#### Listing
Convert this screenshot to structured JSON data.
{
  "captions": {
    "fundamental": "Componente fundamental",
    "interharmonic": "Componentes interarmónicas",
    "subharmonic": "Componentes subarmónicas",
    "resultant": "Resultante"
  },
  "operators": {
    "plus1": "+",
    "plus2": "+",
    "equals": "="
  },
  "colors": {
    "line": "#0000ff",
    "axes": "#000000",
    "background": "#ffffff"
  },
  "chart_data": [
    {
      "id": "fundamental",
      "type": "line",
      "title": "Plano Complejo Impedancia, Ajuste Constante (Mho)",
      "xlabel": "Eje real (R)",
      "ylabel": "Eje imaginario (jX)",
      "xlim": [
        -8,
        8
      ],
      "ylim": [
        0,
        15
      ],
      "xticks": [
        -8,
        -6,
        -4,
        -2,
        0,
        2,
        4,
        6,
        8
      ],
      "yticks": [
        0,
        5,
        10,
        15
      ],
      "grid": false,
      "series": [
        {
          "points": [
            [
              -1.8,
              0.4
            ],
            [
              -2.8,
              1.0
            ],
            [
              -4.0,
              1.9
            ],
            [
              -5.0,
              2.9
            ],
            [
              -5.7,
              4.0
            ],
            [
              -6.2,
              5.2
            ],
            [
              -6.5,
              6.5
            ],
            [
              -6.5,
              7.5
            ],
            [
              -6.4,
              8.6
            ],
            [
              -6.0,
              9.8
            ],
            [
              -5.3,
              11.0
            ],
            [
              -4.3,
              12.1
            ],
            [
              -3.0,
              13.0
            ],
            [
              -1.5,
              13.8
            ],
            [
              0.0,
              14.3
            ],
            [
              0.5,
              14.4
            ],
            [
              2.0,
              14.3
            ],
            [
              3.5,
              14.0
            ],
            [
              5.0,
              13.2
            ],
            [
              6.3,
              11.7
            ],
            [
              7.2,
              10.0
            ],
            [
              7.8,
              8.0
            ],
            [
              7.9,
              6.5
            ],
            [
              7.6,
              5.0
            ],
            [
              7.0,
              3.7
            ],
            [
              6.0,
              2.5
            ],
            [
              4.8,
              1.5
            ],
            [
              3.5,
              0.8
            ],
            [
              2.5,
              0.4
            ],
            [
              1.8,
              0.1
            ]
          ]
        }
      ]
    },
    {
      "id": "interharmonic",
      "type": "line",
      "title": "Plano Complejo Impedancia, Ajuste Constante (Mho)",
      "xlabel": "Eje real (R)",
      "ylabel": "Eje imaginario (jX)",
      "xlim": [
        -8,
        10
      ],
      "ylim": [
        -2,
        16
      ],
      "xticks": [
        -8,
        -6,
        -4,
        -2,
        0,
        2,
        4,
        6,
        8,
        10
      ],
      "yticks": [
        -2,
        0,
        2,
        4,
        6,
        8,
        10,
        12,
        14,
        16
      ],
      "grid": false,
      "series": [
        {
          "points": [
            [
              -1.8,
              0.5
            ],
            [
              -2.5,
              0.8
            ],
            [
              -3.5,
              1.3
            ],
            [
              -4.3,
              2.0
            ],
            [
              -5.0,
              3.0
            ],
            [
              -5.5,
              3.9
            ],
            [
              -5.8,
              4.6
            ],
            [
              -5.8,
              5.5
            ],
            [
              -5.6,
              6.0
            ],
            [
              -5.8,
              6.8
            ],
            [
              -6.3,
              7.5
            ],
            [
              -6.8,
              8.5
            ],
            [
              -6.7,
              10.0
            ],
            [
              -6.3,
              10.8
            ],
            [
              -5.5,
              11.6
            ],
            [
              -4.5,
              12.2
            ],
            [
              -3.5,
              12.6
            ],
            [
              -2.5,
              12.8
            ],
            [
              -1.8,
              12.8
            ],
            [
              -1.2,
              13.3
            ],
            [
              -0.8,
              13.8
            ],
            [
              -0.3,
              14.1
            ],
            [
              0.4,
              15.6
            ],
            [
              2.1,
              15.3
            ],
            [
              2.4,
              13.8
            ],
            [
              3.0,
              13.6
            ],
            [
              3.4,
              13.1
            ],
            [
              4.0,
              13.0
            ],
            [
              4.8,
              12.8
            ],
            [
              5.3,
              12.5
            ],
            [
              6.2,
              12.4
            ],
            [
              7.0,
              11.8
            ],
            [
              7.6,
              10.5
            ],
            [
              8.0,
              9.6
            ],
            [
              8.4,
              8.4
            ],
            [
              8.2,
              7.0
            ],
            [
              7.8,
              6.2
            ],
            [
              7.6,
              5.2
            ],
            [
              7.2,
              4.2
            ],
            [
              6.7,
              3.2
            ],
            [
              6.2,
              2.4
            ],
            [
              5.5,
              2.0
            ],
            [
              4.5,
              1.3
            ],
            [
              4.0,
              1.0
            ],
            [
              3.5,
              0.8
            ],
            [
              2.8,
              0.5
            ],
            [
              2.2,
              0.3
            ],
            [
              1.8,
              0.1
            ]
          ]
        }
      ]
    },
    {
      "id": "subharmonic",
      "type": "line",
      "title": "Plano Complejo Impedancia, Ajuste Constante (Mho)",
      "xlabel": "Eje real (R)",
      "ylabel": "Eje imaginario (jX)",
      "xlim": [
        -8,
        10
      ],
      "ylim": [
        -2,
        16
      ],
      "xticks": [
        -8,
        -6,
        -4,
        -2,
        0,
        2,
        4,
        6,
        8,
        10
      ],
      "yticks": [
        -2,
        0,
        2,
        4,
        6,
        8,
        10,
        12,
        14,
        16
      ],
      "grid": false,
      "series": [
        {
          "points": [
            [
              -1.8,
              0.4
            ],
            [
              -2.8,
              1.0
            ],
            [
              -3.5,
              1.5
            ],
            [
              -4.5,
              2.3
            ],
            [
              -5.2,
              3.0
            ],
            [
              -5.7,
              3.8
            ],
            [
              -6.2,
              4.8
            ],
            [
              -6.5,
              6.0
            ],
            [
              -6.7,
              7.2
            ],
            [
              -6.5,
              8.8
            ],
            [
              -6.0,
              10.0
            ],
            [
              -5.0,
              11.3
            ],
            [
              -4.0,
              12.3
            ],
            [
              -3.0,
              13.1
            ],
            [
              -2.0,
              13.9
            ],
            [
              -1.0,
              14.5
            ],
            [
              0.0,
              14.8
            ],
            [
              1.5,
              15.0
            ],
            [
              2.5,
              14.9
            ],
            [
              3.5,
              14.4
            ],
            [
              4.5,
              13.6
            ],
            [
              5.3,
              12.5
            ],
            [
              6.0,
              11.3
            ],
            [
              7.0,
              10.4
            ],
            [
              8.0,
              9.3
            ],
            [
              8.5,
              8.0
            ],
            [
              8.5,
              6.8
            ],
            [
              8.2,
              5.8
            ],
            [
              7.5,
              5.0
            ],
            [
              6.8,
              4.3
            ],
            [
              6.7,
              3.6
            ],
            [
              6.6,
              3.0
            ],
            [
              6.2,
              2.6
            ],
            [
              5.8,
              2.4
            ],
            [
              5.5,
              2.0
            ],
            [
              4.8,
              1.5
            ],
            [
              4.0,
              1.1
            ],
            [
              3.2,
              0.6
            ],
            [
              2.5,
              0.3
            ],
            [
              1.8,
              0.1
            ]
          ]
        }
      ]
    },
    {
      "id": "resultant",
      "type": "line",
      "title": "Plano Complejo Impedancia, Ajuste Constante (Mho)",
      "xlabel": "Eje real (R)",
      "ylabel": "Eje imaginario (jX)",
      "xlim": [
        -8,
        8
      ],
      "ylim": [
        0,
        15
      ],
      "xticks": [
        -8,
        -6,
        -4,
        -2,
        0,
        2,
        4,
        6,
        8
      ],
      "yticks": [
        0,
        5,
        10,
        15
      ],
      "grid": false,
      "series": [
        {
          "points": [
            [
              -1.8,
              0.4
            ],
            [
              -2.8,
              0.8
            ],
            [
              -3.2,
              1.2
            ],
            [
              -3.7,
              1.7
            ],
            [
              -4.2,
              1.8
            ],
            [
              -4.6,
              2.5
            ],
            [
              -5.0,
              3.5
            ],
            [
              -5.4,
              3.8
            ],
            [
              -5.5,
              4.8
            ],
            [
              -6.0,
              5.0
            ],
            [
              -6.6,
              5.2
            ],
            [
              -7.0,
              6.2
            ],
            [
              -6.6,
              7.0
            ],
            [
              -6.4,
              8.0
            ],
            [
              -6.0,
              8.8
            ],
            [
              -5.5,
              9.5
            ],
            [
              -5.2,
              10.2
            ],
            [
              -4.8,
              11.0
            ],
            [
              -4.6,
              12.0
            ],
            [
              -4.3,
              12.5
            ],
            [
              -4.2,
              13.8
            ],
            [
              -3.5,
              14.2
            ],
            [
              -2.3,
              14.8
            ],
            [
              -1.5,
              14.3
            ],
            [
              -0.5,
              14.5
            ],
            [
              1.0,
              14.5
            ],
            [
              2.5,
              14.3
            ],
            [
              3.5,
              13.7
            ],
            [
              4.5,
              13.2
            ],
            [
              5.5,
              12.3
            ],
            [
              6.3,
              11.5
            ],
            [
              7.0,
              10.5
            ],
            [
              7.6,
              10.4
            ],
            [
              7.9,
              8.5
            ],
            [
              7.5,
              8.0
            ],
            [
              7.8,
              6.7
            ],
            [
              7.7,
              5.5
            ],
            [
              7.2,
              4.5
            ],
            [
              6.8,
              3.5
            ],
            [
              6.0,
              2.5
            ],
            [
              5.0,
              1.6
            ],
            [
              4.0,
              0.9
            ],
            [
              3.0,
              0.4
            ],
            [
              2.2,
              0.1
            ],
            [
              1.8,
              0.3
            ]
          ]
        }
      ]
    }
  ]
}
########
*Written exercise*
State the count of lines above containing the string "fundamental", and add nothing to it.

*Reply to the exercise*
2